### GOAL OF THE EXERCISE:
Write the records out once more, exactly as they are given.

### PROVIDED RECORDS:
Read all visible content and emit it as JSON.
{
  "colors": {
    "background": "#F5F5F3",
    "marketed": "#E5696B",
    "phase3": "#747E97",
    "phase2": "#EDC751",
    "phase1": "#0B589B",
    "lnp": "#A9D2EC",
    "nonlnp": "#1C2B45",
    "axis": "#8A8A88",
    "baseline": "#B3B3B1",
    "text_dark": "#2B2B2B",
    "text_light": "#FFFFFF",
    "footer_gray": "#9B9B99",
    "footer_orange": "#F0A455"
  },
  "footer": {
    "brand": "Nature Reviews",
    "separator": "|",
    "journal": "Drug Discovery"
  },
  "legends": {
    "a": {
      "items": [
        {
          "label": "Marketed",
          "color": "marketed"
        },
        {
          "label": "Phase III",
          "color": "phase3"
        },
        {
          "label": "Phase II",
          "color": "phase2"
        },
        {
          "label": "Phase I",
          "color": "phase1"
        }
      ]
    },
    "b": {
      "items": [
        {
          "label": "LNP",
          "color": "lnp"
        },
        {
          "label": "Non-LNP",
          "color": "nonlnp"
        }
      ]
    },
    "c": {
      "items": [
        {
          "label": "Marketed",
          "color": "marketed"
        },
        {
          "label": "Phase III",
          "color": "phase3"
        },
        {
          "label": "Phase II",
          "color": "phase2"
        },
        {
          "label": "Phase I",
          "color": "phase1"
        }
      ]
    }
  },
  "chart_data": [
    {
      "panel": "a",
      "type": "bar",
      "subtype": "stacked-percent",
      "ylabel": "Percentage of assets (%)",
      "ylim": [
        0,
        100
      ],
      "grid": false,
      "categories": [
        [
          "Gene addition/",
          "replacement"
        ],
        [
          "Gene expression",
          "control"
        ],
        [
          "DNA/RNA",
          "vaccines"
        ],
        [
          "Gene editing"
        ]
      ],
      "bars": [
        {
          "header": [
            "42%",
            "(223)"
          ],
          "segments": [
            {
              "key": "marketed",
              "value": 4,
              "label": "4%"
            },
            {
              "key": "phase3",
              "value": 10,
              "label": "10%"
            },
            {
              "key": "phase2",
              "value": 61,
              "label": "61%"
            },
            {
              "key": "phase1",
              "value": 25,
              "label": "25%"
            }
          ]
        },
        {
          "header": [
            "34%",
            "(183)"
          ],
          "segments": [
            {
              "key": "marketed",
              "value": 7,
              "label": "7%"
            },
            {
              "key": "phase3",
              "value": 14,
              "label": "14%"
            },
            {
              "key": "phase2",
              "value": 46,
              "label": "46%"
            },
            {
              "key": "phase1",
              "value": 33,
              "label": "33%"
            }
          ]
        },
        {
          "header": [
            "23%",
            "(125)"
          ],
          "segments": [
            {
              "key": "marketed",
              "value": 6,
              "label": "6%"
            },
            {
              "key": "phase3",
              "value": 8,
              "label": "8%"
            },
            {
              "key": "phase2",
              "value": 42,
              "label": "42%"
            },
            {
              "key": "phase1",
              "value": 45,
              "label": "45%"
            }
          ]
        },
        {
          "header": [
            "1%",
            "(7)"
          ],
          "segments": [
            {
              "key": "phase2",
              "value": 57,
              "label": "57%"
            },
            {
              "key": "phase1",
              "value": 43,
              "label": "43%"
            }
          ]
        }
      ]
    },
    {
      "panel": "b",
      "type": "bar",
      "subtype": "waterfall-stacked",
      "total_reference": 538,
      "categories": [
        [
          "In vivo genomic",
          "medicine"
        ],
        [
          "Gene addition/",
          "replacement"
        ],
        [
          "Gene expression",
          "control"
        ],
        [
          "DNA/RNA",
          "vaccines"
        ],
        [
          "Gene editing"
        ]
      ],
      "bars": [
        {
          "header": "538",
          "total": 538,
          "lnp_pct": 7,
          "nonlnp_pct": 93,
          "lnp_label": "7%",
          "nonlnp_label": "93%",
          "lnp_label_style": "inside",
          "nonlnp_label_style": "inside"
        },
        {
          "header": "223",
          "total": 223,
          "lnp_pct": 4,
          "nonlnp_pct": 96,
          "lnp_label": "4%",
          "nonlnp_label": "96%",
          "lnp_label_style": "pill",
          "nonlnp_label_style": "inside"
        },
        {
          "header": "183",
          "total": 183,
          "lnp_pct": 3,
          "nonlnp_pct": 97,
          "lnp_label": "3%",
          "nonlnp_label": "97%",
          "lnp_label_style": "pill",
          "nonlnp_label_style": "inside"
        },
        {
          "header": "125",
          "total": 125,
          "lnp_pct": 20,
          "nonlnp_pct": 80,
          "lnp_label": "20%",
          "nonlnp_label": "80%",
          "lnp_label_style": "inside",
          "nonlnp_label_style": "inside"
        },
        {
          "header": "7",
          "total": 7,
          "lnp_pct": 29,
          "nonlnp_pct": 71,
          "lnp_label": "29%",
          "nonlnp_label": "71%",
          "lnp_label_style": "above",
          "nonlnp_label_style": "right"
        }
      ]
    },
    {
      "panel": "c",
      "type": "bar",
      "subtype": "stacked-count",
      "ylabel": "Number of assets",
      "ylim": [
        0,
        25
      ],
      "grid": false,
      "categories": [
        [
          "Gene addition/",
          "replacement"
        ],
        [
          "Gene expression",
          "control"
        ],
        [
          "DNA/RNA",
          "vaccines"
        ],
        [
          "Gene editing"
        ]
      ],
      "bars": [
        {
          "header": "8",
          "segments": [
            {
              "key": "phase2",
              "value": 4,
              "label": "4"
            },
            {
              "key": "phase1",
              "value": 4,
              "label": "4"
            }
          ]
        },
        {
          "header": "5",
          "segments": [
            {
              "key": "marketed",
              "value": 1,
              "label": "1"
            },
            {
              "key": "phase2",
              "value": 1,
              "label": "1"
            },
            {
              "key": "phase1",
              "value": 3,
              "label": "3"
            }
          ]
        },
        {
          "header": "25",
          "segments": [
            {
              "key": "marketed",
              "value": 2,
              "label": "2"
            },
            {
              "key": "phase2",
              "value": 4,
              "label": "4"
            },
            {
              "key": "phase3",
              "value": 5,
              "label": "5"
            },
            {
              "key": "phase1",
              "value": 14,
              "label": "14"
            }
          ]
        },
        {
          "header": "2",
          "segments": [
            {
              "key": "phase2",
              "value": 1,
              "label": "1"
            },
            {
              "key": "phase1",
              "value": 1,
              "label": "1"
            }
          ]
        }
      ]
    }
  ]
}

### EXPECTED OUTPUT:
Read all visible content and emit it as JSON.
{
  "colors": {
    "background": "#F5F5F3",
    "marketed": "#E5696B",
    "phase3": "#747E97",
    "phase2": "#EDC751",
    "phase1": "#0B589B",
    "lnp": "#A9D2EC",
    "nonlnp": "#1C2B45",
    "axis": "#8A8A88",
    "baseline": "#B3B3B1",
    "text_dark": "#2B2B2B",
    "text_light": "#FFFFFF",
    "footer_gray": "#9B9B99",
    "footer_orange": "#F0A455"
  },
  "footer": {
    "brand": "Nature Reviews",
    "separator": "|",
    "journal": "Drug Discovery"
  },
  "legends": {
    "a": {
      "items": [
        {
          "label": "Marketed",
          "color": "marketed"
        },
        {
          "label": "Phase III",
          "color": "phase3"
        },
        {
          "label": "Phase II",
          "color": "phase2"
        },
        {
          "label": "Phase I",
          "color": "phase1"
        }
      ]
    },
    "b": {
      "items": [
        {
          "label": "LNP",
          "color": "lnp"
        },
        {
          "label": "Non-LNP",
          "color": "nonlnp"
        }
      ]
    },
    "c": {
      "items": [
        {
          "label": "Marketed",
          "color": "marketed"
        },
        {
          "label": "Phase III",
          "color": "phase3"
        },
        {
          "label": "Phase II",
          "color": "phase2"
        },
        {
          "label": "Phase I",
          "color": "phase1"
        }
      ]
    }
  },
  "chart_data": [
    {
      "panel": "a",
      "type": "bar",
      "subtype": "stacked-percent",
      "ylabel": "Percentage of assets (%)",
      "ylim": [
        0,
        100
      ],
      "grid": false,
      "categories": [
        [
          "Gene addition/",
          "replacement"
        ],
        [
          "Gene expression",
          "control"
        ],
        [
          "DNA/RNA",
          "vaccines"
        ],
        [
          "Gene editing"
        ]
      ],
      "bars": [
        {
          "header": [
            "42%",
            "(223)"
          ],
          "segments": [
            {
              "key": "marketed",
              "value": 4,
              "label": "4%"
            },
            {
              "key": "phase3",
              "value": 10,
              "label": "10%"
            },
            {
              "key": "phase2",
              "value": 61,
              "label": "61%"
            },
            {
              "key": "phase1",
              "value": 25,
              "label": "25%"
            }
          ]
        },
        {
          "header": [
            "34%",
            "(183)"
          ],
          "segments": [
            {
              "key": "marketed",
              "value": 7,
              "label": "7%"
            },
            {
              "key": "phase3",
              "value": 14,
              "label": "14%"
            },
            {
              "key": "phase2",
              "value": 46,
              "label": "46%"
            },
            {
              "key": "phase1",
              "value": 33,
              "label": "33%"
            }
          ]
        },
        {
          "header": [
            "23%",
            "(125)"
          ],
          "segments": [
            {
              "key": "marketed",
              "value": 6,
              "label": "6%"
            },
            {
              "key": "phase3",
              "value": 8,
              "label": "8%"
            },
            {
              "key": "phase2",
              "value": 42,
              "label": "42%"
            },
            {
              "key": "phase1",
              "value": 45,
              "label": "45%"
            }
          ]
        },
        {
          "header": [
            "1%",
            "(7)"
          ],
          "segments": [
            {
              "key": "phase2",
              "value": 57,
              "label": "57%"
            },
            {
              "key": "phase1",
              "value": 43,
              "label": "43%"
            }
          ]
        }
      ]
    },
    {
      "panel": "b",
      "type": "bar",
      "subtype": "waterfall-stacked",
      "total_reference": 538,
      "categories": [
        [
          "In vivo genomic",
          "medicine"
        ],
        [
          "Gene addition/",
          "replacement"
        ],
        [
          "Gene expression",
          "control"
        ],
        [
          "DNA/RNA",
          "vaccines"
        ],
        [
          "Gene editing"
        ]
      ],
      "bars": [
        {
          "header": "538",
          "total": 538,
          "lnp_pct": 7,
          "nonlnp_pct": 93,
          "lnp_label": "7%",
          "nonlnp_label": "93%",
          "lnp_label_style": "inside",
          "nonlnp_label_style": "inside"
        },
        {
          "header": "223",
          "total": 223,
          "lnp_pct": 4,
          "nonlnp_pct": 96,
          "lnp_label": "4%",
          "nonlnp_label": "96%",
          "lnp_label_style": "pill",
          "nonlnp_label_style": "inside"
        },
        {
          "header": "183",
          "total": 183,
          "lnp_pct": 3,
          "nonlnp_pct": 97,
          "lnp_label": "3%",
          "nonlnp_label": "97%",
          "lnp_label_style": "pill",
          "nonlnp_label_style": "inside"
        },
        {
          "header": "125",
          "total": 125,
          "lnp_pct": 20,
          "nonlnp_pct": 80,
          "lnp_label": "20%",
          "nonlnp_label": "80%",
          "lnp_label_style": "inside",
          "nonlnp_label_style": "inside"
        },
        {
          "header": "7",
          "total": 7,
          "lnp_pct": 29,
          "nonlnp_pct": 71,
          "lnp_label": "29%",
          "nonlnp_label": "71%",
          "lnp_label_style": "above",
          "nonlnp_label_style": "right"
        }
      ]
    },
    {
      "panel": "c",
      "type": "bar",
      "subtype": "stacked-count",
      "ylabel": "Number of assets",
      "ylim": [
        0,
        25
      ],
      "grid": false,
      "categories": [
        [
          "Gene addition/",
          "replacement"
        ],
        [
          "Gene expression",
          "control"
        ],
        [
          "DNA/RNA",
          "vaccines"
        ],
        [
          "Gene editing"
        ]
      ],
      "bars": [
        {
          "header": "8",
          "segments": [
            {
              "key": "phase2",
              "value": 4,
              "label": "4"
            },
            {
              "key": "phase1",
              "value": 4,
              "label": "4"
            }
          ]
        },
        {
          "header": "5",
          "segments": [
            {
              "key": "marketed",
              "value": 1,
              "label": "1"
            },
            {
              "key": "phase2",
              "value": 1,
              "label": "1"
            },
            {
              "key": "phase1",
              "value": 3,
              "label": "3"
            }
          ]
        },
        {
          "header": "25",
          "segments": [
            {
              "key": "marketed",
              "value": 2,
              "label": "2"
            },
            {
              "key": "phase2",
              "value": 4,
              "label": "4"
            },
            {
              "key": "phase3",
              "value": 5,
              "label": "5"
            },
            {
              "key": "phase1",
              "value": 14,
              "label": "14"
            }
          ]
        },
        {
          "header": "2",
          "segments": [
            {
              "key": "phase2",
              "value": 1,
              "label": "1"
            },
            {
              "key": "phase1",
              "value": 1,
              "label": "1"
            }
          ]
        }
      ]
    }
  ]
}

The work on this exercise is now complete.